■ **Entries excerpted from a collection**
::::
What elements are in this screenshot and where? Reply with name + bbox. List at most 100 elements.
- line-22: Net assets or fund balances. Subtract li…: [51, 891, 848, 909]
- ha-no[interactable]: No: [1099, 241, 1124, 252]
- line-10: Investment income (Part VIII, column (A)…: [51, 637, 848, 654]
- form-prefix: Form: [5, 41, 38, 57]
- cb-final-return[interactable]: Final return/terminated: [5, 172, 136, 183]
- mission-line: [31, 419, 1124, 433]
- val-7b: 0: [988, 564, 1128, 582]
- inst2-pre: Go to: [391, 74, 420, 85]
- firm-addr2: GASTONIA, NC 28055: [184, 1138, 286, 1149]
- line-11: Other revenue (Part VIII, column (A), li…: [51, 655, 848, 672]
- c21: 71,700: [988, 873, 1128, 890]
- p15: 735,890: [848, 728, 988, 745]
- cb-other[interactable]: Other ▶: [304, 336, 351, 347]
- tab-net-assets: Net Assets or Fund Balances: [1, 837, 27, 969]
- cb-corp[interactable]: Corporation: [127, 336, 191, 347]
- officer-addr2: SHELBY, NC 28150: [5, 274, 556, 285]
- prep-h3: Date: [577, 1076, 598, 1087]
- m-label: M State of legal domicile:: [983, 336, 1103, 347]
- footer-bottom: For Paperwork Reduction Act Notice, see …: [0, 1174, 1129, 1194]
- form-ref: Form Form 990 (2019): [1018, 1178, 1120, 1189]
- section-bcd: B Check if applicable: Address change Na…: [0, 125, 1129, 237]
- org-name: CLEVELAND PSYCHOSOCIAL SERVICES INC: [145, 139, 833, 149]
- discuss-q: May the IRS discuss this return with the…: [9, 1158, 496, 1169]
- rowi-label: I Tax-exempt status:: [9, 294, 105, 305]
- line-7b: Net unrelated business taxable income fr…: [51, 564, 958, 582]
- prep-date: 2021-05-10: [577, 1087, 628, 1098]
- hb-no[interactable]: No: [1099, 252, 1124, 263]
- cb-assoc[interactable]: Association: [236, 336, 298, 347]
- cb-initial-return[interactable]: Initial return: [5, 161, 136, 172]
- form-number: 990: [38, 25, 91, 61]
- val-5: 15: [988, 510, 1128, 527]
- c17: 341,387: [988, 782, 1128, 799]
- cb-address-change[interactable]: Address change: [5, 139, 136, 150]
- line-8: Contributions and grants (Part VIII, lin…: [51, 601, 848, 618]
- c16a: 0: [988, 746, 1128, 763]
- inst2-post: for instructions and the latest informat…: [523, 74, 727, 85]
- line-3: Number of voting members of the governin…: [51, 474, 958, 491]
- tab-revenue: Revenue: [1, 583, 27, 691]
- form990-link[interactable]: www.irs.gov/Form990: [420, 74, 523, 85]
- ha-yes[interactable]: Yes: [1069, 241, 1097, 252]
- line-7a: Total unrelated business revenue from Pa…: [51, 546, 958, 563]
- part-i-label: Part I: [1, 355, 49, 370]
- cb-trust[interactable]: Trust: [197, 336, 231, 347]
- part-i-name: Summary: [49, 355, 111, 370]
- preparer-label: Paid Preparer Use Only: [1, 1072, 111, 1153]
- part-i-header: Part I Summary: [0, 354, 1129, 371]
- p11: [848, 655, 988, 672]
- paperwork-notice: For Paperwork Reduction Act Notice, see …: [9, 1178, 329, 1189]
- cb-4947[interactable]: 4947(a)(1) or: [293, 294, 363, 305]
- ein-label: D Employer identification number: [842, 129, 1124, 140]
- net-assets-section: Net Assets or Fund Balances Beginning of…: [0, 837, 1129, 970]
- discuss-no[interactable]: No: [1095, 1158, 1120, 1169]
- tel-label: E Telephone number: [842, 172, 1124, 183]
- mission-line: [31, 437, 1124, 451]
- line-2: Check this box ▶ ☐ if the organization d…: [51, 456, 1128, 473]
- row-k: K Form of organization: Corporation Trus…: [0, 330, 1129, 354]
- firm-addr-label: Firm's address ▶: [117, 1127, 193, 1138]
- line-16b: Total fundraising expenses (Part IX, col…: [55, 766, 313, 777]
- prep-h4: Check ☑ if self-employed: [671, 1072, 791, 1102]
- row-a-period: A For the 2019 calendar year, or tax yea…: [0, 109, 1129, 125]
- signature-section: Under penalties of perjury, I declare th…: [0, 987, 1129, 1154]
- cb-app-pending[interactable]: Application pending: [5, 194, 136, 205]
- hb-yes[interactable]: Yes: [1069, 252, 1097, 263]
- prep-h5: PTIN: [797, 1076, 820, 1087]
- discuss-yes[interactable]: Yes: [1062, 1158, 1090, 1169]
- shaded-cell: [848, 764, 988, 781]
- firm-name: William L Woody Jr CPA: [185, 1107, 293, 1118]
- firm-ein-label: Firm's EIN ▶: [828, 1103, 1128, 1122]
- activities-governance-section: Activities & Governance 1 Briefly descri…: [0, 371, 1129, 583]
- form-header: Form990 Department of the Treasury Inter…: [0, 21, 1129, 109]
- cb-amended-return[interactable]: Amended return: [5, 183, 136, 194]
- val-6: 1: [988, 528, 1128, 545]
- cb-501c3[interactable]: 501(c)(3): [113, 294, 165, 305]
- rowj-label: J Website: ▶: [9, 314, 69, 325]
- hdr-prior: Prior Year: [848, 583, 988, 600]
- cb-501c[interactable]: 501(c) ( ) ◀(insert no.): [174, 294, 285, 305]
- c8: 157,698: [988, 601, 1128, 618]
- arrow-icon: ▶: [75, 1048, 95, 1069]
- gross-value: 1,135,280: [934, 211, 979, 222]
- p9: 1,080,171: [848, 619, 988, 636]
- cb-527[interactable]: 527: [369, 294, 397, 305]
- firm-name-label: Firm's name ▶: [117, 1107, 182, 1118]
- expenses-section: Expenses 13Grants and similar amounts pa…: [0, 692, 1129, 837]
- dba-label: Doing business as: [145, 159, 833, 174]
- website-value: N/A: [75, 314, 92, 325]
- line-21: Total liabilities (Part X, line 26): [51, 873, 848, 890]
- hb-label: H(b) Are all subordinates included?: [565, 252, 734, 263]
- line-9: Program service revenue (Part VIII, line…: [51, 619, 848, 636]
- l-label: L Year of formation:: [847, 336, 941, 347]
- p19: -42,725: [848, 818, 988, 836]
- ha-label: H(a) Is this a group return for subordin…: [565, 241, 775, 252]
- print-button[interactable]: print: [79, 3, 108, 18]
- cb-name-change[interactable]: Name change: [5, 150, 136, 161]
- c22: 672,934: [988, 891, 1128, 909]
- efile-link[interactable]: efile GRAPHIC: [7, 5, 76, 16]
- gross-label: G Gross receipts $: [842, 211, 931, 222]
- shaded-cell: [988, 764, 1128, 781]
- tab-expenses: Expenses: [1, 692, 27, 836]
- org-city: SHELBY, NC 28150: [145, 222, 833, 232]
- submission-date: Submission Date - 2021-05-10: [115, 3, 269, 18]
::::
■ **SHORT TASK**
Extract every line of the entries above and reproduce each one verbatim, without changing any character.

■ **TASK OUTPUT**
What elements are in this screenshot and where? Reply with name + bbox. List at most 100 elements.
- line-22: Net assets or fund balances. Subtract li…: [51, 891, 848, 909]
- ha-no[interactable]: No: [1099, 241, 1124, 252]
- line-10: Investment income (Part VIII, column (A)…: [51, 637, 848, 654]
- form-prefix: Form: [5, 41, 38, 57]
- cb-final-return[interactable]: Final return/terminated: [5, 172, 136, 183]
- mission-line: [31, 419, 1124, 433]
- val-7b: 0: [988, 564, 1128, 582]
- inst2-pre: Go to: [391, 74, 420, 85]
- firm-addr2: GASTONIA, NC 28055: [184, 1138, 286, 1149]
- line-11: Other revenue (Part VIII, column (A), li…: [51, 655, 848, 672]
- c21: 71,700: [988, 873, 1128, 890]
- p15: 735,890: [848, 728, 988, 745]
- cb-other[interactable]: Other ▶: [304, 336, 351, 347]
- tab-net-assets: Net Assets or Fund Balances: [1, 837, 27, 969]
- cb-corp[interactable]: Corporation: [127, 336, 191, 347]
- officer-addr2: SHELBY, NC 28150: [5, 274, 556, 285]
- prep-h3: Date: [577, 1076, 598, 1087]
- m-label: M State of legal domicile:: [983, 336, 1103, 347]
- footer-bottom: For Paperwork Reduction Act Notice, see …: [0, 1174, 1129, 1194]
- form-ref: Form Form 990 (2019): [1018, 1178, 1120, 1189]
- section-bcd: B Check if applicable: Address change Na…: [0, 125, 1129, 237]
- org-name: CLEVELAND PSYCHOSOCIAL SERVICES INC: [145, 139, 833, 149]
- discuss-q: May the IRS discuss this return with the…: [9, 1158, 496, 1169]
- rowi-label: I Tax-exempt status:: [9, 294, 105, 305]
- line-7b: Net unrelated business taxable income fr…: [51, 564, 958, 582]
- prep-date: 2021-05-10: [577, 1087, 628, 1098]
- hb-no[interactable]: No: [1099, 252, 1124, 263]
- cb-assoc[interactable]: Association: [236, 336, 298, 347]
- cb-initial-return[interactable]: Initial return: [5, 161, 136, 172]
- form-number: 990: [38, 25, 91, 61]
- val-5: 15: [988, 510, 1128, 527]
- c17: 341,387: [988, 782, 1128, 799]
- cb-address-change[interactable]: Address change: [5, 139, 136, 150]
- line-8: Contributions and grants (Part VIII, lin…: [51, 601, 848, 618]
- c16a: 0: [988, 746, 1128, 763]
- inst2-post: for instructions and the latest informat…: [523, 74, 727, 85]
- line-3: Number of voting members of the governin…: [51, 474, 958, 491]
- tab-revenue: Revenue: [1, 583, 27, 691]
- form990-link[interactable]: www.irs.gov/Form990: [420, 74, 523, 85]
- ha-yes[interactable]: Yes: [1069, 241, 1097, 252]
- line-7a: Total unrelated business revenue from Pa…: [51, 546, 958, 563]
- part-i-label: Part I: [1, 355, 49, 370]
- cb-trust[interactable]: Trust: [197, 336, 231, 347]
- part-i-name: Summary: [49, 355, 111, 370]
- preparer-label: Paid Preparer Use Only: [1, 1072, 111, 1153]
- part-i-header: Part I Summary: [0, 354, 1129, 371]
- p11: [848, 655, 988, 672]
- paperwork-notice: For Paperwork Reduction Act Notice, see …: [9, 1178, 329, 1189]
- cb-4947[interactable]: 4947(a)(1) or: [293, 294, 363, 305]
- ein-label: D Employer identification number: [842, 129, 1124, 140]
- net-assets-section: Net Assets or Fund Balances Beginning of…: [0, 837, 1129, 970]
- discuss-no[interactable]: No: [1095, 1158, 1120, 1169]
- tel-label: E Telephone number: [842, 172, 1124, 183]
- mission-line: [31, 437, 1124, 451]
- line-2: Check this box ▶ ☐ if the organization d…: [51, 456, 1128, 473]
- row-k: K Form of organization: Corporation Trus…: [0, 330, 1129, 354]
- firm-addr-label: Firm's address ▶: [117, 1127, 193, 1138]
- line-16b: Total fundraising expenses (Part IX, col…: [55, 766, 313, 777]
- prep-h4: Check ☑ if self-employed: [671, 1072, 791, 1102]
- row-a-period: A For the 2019 calendar year, or tax yea…: [0, 109, 1129, 125]
- signature-section: Under penalties of perjury, I declare th…: [0, 987, 1129, 1154]
- cb-app-pending[interactable]: Application pending: [5, 194, 136, 205]
- hb-yes[interactable]: Yes: [1069, 252, 1097, 263]
- prep-h5: PTIN: [797, 1076, 820, 1087]
- discuss-yes[interactable]: Yes: [1062, 1158, 1090, 1169]
- shaded-cell: [848, 764, 988, 781]
- firm-name: William L Woody Jr CPA: [185, 1107, 293, 1118]
- firm-ein-label: Firm's EIN ▶: [828, 1103, 1128, 1122]
- activities-governance-section: Activities & Governance 1 Briefly descri…: [0, 371, 1129, 583]
- form-header: Form990 Department of the Treasury Inter…: [0, 21, 1129, 109]
- cb-amended-return[interactable]: Amended return: [5, 183, 136, 194]
- val-6: 1: [988, 528, 1128, 545]
- cb-501c3[interactable]: 501(c)(3): [113, 294, 165, 305]
- rowj-label: J Website: ▶: [9, 314, 69, 325]
- hdr-prior: Prior Year: [848, 583, 988, 600]
- cb-501c[interactable]: 501(c) ( ) ◀(insert no.): [174, 294, 285, 305]
- c8: 157,698: [988, 601, 1128, 618]
- arrow-icon: ▶: [75, 1048, 95, 1069]
- gross-value: 1,135,280: [934, 211, 979, 222]
- p9: 1,080,171: [848, 619, 988, 636]
- cb-527[interactable]: 527: [369, 294, 397, 305]
- firm-name-label: Firm's name ▶: [117, 1107, 182, 1118]
- expenses-section: Expenses 13Grants and similar amounts pa…: [0, 692, 1129, 837]
- dba-label: Doing business as: [145, 159, 833, 174]
- website-value: N/A: [75, 314, 92, 325]
- line-21: Total liabilities (Part X, line 26): [51, 873, 848, 890]
- hb-label: H(b) Are all subordinates included?: [565, 252, 734, 263]
- line-9: Program service revenue (Part VIII, line…: [51, 619, 848, 636]
- l-label: L Year of formation:: [847, 336, 941, 347]
- p19: -42,725: [848, 818, 988, 836]
- ha-label: H(a) Is this a group return for subordin…: [565, 241, 775, 252]
- print-button[interactable]: print: [79, 3, 108, 18]
- cb-name-change[interactable]: Name change: [5, 150, 136, 161]
- c22: 672,934: [988, 891, 1128, 909]
- efile-link[interactable]: efile GRAPHIC: [7, 5, 76, 16]
- gross-label: G Gross receipts $: [842, 211, 931, 222]
- shaded-cell: [988, 764, 1128, 781]
- tab-expenses: Expenses: [1, 692, 27, 836]
- org-city: SHELBY, NC 28150: [145, 222, 833, 232]
- submission-date: Submission Date - 2021-05-10: [115, 3, 269, 18]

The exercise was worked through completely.